Figure data in JSON =>
[Begin]
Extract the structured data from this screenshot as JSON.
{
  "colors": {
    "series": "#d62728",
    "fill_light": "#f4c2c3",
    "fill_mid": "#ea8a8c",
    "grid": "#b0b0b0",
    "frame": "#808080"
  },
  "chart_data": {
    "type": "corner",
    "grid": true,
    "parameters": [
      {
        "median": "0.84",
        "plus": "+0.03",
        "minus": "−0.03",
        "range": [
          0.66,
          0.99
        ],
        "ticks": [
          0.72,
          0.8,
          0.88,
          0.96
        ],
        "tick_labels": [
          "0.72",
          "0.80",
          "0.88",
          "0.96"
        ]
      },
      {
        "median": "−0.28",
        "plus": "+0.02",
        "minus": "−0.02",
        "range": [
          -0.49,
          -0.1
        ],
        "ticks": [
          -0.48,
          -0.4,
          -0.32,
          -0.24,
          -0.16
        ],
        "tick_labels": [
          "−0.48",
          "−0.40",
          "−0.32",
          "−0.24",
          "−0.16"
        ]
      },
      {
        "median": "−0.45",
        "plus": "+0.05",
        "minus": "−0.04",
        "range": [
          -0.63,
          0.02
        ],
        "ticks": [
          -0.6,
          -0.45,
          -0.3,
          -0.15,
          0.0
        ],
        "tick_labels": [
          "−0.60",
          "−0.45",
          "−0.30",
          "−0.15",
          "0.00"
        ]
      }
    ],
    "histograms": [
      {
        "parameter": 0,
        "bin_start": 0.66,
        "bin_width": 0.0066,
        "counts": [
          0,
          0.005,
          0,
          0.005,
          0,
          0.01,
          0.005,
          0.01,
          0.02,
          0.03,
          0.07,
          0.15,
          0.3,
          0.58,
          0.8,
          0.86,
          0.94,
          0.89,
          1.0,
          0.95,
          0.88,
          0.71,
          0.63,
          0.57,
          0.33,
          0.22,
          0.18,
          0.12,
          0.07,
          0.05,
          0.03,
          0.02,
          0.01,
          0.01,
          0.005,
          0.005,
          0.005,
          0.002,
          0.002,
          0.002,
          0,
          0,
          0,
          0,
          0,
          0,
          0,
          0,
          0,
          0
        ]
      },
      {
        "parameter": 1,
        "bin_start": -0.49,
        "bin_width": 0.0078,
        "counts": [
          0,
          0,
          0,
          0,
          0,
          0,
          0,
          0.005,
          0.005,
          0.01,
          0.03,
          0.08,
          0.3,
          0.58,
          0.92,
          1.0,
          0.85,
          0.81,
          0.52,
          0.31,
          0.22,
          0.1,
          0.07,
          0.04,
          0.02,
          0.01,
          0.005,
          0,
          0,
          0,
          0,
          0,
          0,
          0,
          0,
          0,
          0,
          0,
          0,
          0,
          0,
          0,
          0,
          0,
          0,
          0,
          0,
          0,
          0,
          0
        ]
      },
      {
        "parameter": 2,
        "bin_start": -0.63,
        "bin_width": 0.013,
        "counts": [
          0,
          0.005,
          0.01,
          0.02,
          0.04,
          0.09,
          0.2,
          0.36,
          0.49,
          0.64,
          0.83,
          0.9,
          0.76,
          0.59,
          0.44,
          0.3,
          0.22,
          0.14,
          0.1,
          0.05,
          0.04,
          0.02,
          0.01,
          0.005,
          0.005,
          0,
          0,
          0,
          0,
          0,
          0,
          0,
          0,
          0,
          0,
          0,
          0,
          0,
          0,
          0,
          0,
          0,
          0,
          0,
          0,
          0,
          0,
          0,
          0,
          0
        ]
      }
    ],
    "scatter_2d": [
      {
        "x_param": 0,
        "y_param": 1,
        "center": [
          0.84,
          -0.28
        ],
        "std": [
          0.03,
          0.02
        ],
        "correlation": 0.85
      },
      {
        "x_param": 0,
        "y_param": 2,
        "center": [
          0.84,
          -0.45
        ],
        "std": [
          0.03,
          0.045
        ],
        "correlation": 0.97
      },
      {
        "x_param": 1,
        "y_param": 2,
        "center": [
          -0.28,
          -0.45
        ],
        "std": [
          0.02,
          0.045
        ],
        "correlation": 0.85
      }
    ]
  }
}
[End]
Would you give the material above again, complete and exact?

Extract the structured data from this screenshot as JSON.
{
  "colors": {
    "series": "#d62728",
    "fill_light": "#f4c2c3",
    "fill_mid": "#ea8a8c",
    "grid": "#b0b0b0",
    "frame": "#808080"
  },
  "chart_data": {
    "type": "corner",
    "grid": true,
    "parameters": [
      {
        "median": "0.84",
        "plus": "+0.03",
        "minus": "−0.03",
        "range": [
          0.66,
          0.99
        ],
        "ticks": [
          0.72,
          0.8,
          0.88,
          0.96
        ],
        "tick_labels": [
          "0.72",
          "0.80",
          "0.88",
          "0.96"
        ]
      },
      {
        "median": "−0.28",
        "plus": "+0.02",
        "minus": "−0.02",
        "range": [
          -0.49,
          -0.1
        ],
        "ticks": [
          -0.48,
          -0.4,
          -0.32,
          -0.24,
          -0.16
        ],
        "tick_labels": [
          "−0.48",
          "−0.40",
          "−0.32",
          "−0.24",
          "−0.16"
        ]
      },
      {
        "median": "−0.45",
        "plus": "+0.05",
        "minus": "−0.04",
        "range": [
          -0.63,
          0.02
        ],
        "ticks": [
          -0.6,
          -0.45,
          -0.3,
          -0.15,
          0.0
        ],
        "tick_labels": [
          "−0.60",
          "−0.45",
          "−0.30",
          "−0.15",
          "0.00"
        ]
      }
    ],
    "histograms": [
      {
        "parameter": 0,
        "bin_start": 0.66,
        "bin_width": 0.0066,
        "counts": [
          0,
          0.005,
          0,
          0.005,
          0,
          0.01,
          0.005,
          0.01,
          0.02,
          0.03,
          0.07,
          0.15,
          0.3,
          0.58,
          0.8,
          0.86,
          0.94,
          0.89,
          1.0,
          0.95,
          0.88,
          0.71,
          0.63,
          0.57,
          0.33,
          0.22,
          0.18,
          0.12,
          0.07,
          0.05,
          0.03,
          0.02,
          0.01,
          0.01,
          0.005,
          0.005,
          0.005,
          0.002,
          0.002,
          0.002,
          0,
          0,
          0,
          0,
          0,
          0,
          0,
          0,
          0,
          0
        ]
      },
      {
        "parameter": 1,
        "bin_start": -0.49,
        "bin_width": 0.0078,
        "counts": [
          0,
          0,
          0,
          0,
          0,
          0,
          0,
          0.005,
          0.005,
          0.01,
          0.03,
          0.08,
          0.3,
          0.58,
          0.92,
          1.0,
          0.85,
          0.81,
          0.52,
          0.31,
          0.22,
          0.1,
          0.07,
          0.04,
          0.02,
          0.01,
          0.005,
          0,
          0,
          0,
          0,
          0,
          0,
          0,
          0,
          0,
          0,
          0,
          0,
          0,
          0,
          0,
          0,
          0,
          0,
          0,
          0,
          0,
          0,
          0
        ]
      },
      {
        "parameter": 2,
        "bin_start": -0.63,
        "bin_width": 0.013,
        "counts": [
          0,
          0.005,
          0.01,
          0.02,
          0.04,
          0.09,
          0.2,
          0.36,
          0.49,
          0.64,
          0.83,
          0.9,
          0.76,
          0.59,
          0.44,
          0.3,
          0.22,
          0.14,
          0.1,
          0.05,
          0.04,
          0.02,
          0.01,
          0.005,
          0.005,
          0,
          0,
          0,
          0,
          0,
          0,
          0,
          0,
          0,
          0,
          0,
          0,
          0,
          0,
          0,
          0,
          0,
          0,
          0,
          0,
          0,
          0,
          0,
          0,
          0
        ]
      }
    ],
    "scatter_2d": [
      {
        "x_param": 0,
        "y_param": 1,
        "center": [
          0.84,
          -0.28
        ],
        "std": [
          0.03,
          0.02
        ],
        "correlation": 0.85
      },
      {
        "x_param": 0,
        "y_param": 2,
        "center": [
          0.84,
          -0.45
        ],
        "std": [
          0.03,
          0.045
        ],
        "correlation": 0.97
      },
      {
        "x_param": 1,
        "y_param": 2,
        "center": [
          -0.28,
          -0.45
        ],
        "std": [
          0.02,
          0.045
        ],
        "correlation": 0.85
      }
    ]
  }
}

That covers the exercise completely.